* Exercise aim: Every record below should be written out exactly; pictures stay out.
begin Records for processing
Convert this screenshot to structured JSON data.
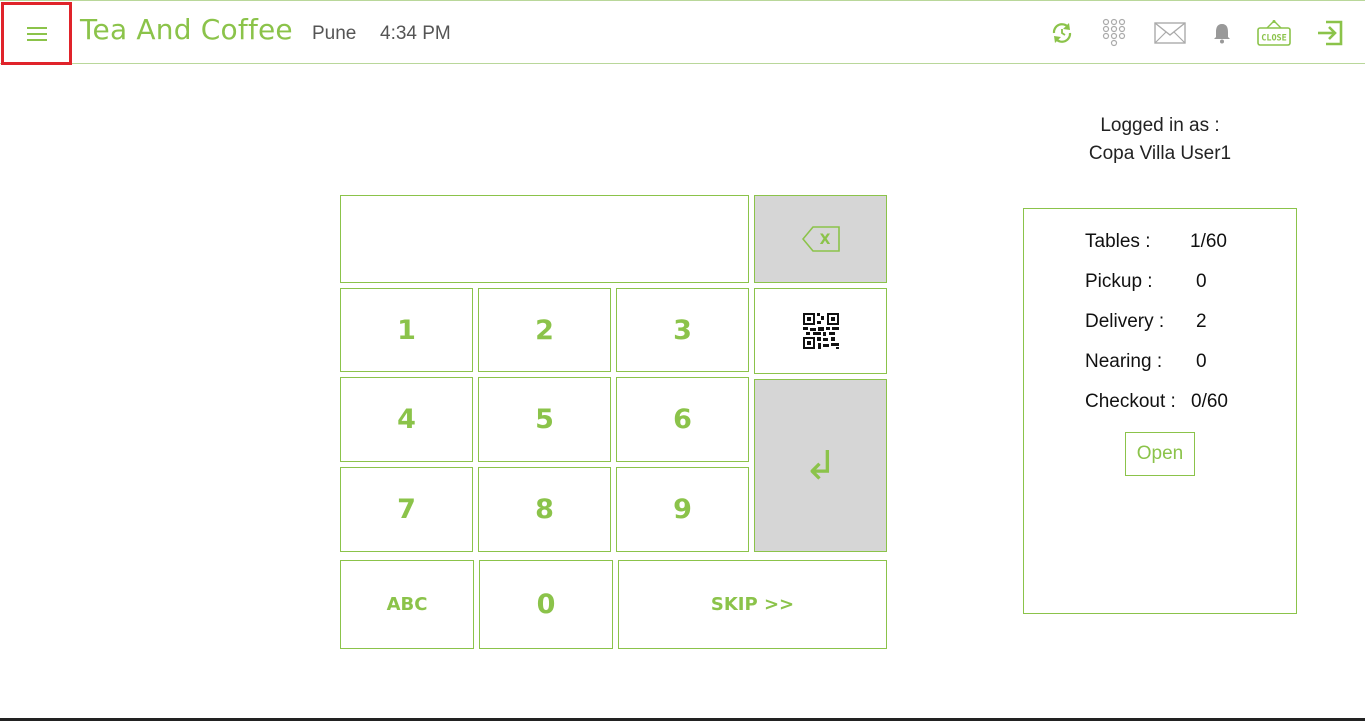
{
  "header": {
    "menu_icon": "hamburger-menu-icon",
    "title": "Tea And Coffee",
    "city": "Pune",
    "time": "4:34 PM",
    "close_sign_text": "CLOSE",
    "icons": [
      "refresh-icon",
      "dialpad-icon",
      "mail-icon",
      "bell-icon",
      "close-sign-icon",
      "logout-icon"
    ]
  },
  "user": {
    "logged_label": "Logged in as :",
    "name": "Copa Villa User1"
  },
  "keypad": {
    "k1": "1",
    "k2": "2",
    "k3": "3",
    "k4": "4",
    "k5": "5",
    "k6": "6",
    "k7": "7",
    "k8": "8",
    "k9": "9",
    "k0": "0",
    "abc": "ABC",
    "skip": "SKIP >>",
    "backspace_glyph": "X",
    "enter_glyph": "↲"
  },
  "stats": {
    "tables_label": "Tables :",
    "tables_value": "1/60",
    "pickup_label": "Pickup :",
    "pickup_value": "0",
    "delivery_label": "Delivery :",
    "delivery_value": "2",
    "nearing_label": "Nearing :",
    "nearing_value": "0",
    "checkout_label": "Checkout :",
    "checkout_value": "0/60",
    "open_button": "Open"
  },
  "colors": {
    "accent": "#8bc34a",
    "key_grey": "#d6d6d6",
    "highlight": "#e0232a"
  }
}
end Records for processing
* Exercise answer:
Convert this screenshot to structured JSON data.
{
  "header": {
    "menu_icon": "hamburger-menu-icon",
    "title": "Tea And Coffee",
    "city": "Pune",
    "time": "4:34 PM",
    "close_sign_text": "CLOSE",
    "icons": [
      "refresh-icon",
      "dialpad-icon",
      "mail-icon",
      "bell-icon",
      "close-sign-icon",
      "logout-icon"
    ]
  },
  "user": {
    "logged_label": "Logged in as :",
    "name": "Copa Villa User1"
  },
  "keypad": {
    "k1": "1",
    "k2": "2",
    "k3": "3",
    "k4": "4",
    "k5": "5",
    "k6": "6",
    "k7": "7",
    "k8": "8",
    "k9": "9",
    "k0": "0",
    "abc": "ABC",
    "skip": "SKIP >>",
    "backspace_glyph": "X",
    "enter_glyph": "↲"
  },
  "stats": {
    "tables_label": "Tables :",
    "tables_value": "1/60",
    "pickup_label": "Pickup :",
    "pickup_value": "0",
    "delivery_label": "Delivery :",
    "delivery_value": "2",
    "nearing_label": "Nearing :",
    "nearing_value": "0",
    "checkout_label": "Checkout :",
    "checkout_value": "0/60",
    "open_button": "Open"
  },
  "colors": {
    "accent": "#8bc34a",
    "key_grey": "#d6d6d6",
    "highlight": "#e0232a"
  }
}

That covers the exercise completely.